> [BRIEF 1] Reproduce the passage about the endometrium word for word from "A small sample" to "may be present.".
> [BRIEF 2] Write the next part of the passage about the endometrium, starting after its last sentence.

> [TEXT]
^^^^
The lining of the uterus, the endometrium, must thicken and become more vascular during the ovulatory cycle. Otherwise, it will not be able to provide sufficient support and nourishment to a developing embryo. The "thickening" occurs under the influence of two hormones, progesterone and estrogen. An underdeveloped endometrium can also lead to early miscarriage.
A small sample of the endometrium can be taken during the luteal phase of the menstrual cycle approximately twelve days after the LH surge and ovulation and 1-2 days before menstruation. The biopsy can be examined to see if the cellular structure and development of the endometrium “matches” the cycle day or is “in phase”. If a sample taken at this time shows little development, a luteal phase defect may be present.
This test was commonly performed in the past but is used infrequently currently due to the discomfort, high cost and marginal value. In addition, the results determining whether the endometrium is “in phase” are often inaccurate. Currently blood tests for progesterone, in conjunction with determining the length of the luteal phase, are used to help evaluate this potential problem.
^^^^
> [STORED DATA]
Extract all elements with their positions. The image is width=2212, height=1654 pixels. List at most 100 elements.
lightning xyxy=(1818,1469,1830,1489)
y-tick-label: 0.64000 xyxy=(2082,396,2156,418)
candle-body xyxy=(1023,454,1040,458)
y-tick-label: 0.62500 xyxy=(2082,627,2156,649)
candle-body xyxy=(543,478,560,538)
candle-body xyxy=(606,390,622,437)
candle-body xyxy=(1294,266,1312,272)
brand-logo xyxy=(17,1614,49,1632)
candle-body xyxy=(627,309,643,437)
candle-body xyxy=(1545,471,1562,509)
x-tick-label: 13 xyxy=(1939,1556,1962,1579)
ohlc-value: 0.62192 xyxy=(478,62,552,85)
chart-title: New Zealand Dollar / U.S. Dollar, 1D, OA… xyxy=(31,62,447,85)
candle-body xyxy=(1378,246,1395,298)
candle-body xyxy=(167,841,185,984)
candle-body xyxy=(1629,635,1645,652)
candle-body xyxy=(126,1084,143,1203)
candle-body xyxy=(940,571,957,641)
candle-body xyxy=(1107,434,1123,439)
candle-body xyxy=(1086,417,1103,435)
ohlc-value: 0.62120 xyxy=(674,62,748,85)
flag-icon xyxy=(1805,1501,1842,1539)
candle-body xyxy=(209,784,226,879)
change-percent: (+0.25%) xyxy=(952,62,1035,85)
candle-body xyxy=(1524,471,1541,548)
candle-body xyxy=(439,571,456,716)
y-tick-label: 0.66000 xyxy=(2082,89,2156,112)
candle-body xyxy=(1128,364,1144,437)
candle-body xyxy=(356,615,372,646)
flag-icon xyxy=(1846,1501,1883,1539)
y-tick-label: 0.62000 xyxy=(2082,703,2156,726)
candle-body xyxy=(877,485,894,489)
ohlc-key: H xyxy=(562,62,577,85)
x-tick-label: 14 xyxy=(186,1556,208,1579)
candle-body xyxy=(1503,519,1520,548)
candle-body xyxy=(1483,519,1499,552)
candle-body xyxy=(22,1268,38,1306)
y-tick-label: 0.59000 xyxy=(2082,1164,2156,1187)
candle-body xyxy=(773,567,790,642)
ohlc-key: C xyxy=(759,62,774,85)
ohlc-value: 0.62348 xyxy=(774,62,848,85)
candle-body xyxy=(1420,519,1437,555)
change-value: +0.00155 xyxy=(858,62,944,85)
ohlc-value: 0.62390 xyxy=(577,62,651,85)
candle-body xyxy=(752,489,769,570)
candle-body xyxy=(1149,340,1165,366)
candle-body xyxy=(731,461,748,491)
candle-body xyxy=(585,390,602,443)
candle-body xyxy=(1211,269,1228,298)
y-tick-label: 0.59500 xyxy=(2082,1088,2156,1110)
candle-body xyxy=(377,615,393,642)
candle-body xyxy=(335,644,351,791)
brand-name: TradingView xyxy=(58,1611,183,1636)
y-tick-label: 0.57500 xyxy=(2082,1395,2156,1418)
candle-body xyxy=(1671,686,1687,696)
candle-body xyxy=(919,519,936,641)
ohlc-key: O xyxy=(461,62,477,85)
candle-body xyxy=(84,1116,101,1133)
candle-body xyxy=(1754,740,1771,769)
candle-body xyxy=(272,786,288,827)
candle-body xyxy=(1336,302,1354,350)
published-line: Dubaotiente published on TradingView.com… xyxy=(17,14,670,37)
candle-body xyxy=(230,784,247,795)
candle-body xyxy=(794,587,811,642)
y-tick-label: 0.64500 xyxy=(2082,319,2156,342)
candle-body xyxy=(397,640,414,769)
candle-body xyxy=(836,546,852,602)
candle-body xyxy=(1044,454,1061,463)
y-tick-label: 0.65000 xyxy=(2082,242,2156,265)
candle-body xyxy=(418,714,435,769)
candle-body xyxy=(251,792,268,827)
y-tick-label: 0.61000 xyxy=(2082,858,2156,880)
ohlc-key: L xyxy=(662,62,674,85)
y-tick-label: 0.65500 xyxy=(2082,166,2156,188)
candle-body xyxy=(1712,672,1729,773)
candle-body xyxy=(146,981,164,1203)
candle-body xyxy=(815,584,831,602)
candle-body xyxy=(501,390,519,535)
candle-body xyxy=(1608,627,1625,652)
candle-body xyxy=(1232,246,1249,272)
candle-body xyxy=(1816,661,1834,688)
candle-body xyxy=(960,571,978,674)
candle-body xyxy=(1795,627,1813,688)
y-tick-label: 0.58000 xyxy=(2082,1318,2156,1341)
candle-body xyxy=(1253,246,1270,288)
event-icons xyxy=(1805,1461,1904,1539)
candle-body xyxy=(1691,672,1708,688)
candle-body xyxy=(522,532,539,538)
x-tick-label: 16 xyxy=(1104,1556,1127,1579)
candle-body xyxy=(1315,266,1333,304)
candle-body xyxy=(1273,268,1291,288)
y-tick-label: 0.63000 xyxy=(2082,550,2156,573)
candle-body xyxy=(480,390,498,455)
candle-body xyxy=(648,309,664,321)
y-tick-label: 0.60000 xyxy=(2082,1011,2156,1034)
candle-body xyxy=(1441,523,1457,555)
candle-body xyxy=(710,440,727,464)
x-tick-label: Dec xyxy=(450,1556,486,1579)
^^^^
> [EXERCISE RESULT 1]
A small sample of the endometrium can be taken during the luteal phase of the menstrual cycle approximately twelve days after the LH surge and ovulation and 1-2 days before menstruation. The biopsy can be examined to see if the cellular structure and development of the endometrium “matches” the cycle day or is “in phase”. If a sample taken at this time shows little development, a luteal phase defect may be present.

> [EXERCISE RESULT 2]
Medications to enhance ovulation, or progesterone, may be administered in the next treatment cycle to correct the luteal phase defect if it is suspected. Typically ovulation enhancement is often the next line of therapy for many patients. This is a good treatment for many patients who in the past may have been diagnosed with a luteal phase defect by biopsy.
The endometrial biopsy may be considered in certain circumstances such as for performing the E-tegrity test to evaluate the endometrium for the presence of certain substances (beta 3 integrins) that are felt to be necessary for implantation. It can also be used to evaluate the patient for chronic endometritis (endometrial infection) or endometrial hyperplasia (thought to be a precursor to endometrial cancer). Endometrial hyperplasia is more common in women with PCOS who have not used fertility drugs to induce regular cycles.